* **What to do**:
Wherever a line in the data below holds "content", copy that line.

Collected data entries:
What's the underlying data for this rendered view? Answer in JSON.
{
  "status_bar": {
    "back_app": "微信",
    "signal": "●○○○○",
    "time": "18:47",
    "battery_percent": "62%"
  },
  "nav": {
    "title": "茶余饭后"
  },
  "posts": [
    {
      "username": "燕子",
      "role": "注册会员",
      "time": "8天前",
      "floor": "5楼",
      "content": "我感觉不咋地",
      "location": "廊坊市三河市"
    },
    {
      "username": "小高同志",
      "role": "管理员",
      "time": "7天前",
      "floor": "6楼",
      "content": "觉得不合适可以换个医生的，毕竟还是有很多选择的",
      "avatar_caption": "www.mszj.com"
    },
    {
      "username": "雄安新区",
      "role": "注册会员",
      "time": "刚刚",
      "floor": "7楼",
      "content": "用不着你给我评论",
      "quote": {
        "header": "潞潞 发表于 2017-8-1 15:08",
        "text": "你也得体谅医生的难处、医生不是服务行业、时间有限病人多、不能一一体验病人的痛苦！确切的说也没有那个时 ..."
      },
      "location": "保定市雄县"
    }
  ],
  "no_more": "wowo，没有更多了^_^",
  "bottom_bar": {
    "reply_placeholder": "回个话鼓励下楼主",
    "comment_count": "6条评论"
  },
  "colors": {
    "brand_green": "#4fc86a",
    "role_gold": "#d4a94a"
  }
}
* * *
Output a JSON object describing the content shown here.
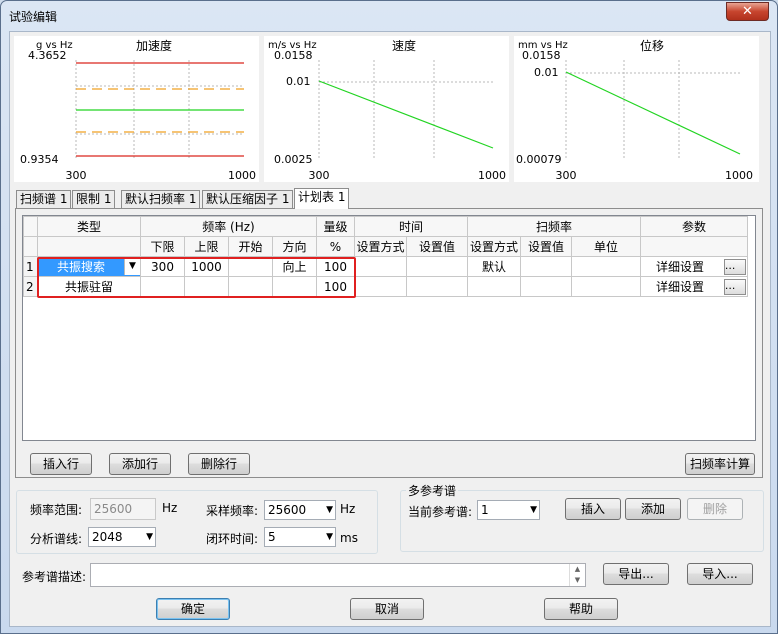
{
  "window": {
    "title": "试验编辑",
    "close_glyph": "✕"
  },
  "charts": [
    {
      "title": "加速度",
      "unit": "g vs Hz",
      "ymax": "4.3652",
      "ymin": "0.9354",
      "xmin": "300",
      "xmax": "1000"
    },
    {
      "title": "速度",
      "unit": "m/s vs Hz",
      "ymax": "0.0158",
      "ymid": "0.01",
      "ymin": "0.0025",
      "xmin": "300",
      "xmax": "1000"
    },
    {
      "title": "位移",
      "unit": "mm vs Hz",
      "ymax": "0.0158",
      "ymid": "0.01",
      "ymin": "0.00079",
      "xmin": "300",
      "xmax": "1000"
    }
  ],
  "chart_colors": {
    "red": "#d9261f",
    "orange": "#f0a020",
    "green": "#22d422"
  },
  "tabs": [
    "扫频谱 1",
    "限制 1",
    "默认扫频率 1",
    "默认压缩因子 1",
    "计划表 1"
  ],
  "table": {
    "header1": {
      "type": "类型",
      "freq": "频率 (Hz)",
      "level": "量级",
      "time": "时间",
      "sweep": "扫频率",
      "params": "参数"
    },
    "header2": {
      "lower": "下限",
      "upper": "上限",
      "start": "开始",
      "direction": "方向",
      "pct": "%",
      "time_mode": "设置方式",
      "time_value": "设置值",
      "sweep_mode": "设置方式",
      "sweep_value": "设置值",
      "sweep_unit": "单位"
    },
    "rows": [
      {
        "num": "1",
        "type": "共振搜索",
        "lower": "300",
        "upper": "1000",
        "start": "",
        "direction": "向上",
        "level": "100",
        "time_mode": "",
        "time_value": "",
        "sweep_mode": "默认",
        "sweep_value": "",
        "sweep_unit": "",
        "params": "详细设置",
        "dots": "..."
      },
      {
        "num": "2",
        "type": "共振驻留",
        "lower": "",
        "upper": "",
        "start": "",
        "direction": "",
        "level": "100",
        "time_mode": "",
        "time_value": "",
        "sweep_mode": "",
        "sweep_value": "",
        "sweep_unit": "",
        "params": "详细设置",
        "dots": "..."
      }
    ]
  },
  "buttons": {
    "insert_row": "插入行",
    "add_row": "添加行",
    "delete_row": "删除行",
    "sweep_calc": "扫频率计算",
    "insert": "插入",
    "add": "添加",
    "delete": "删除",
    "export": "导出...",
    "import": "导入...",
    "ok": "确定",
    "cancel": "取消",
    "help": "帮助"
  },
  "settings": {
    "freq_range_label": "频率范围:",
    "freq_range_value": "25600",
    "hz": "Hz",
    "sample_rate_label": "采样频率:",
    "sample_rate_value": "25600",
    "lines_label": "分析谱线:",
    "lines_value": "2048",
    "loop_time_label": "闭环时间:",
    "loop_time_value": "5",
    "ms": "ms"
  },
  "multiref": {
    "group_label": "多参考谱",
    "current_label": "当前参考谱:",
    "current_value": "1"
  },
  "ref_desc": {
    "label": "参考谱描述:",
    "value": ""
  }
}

* **Response to the task**:
      "content": "我感觉不咋地",
      "content": "觉得不合适可以换个医生的，毕竟还是有很多选择的",
      "content": "用不着你给我评论",
Output a JSON object describing the content shown here.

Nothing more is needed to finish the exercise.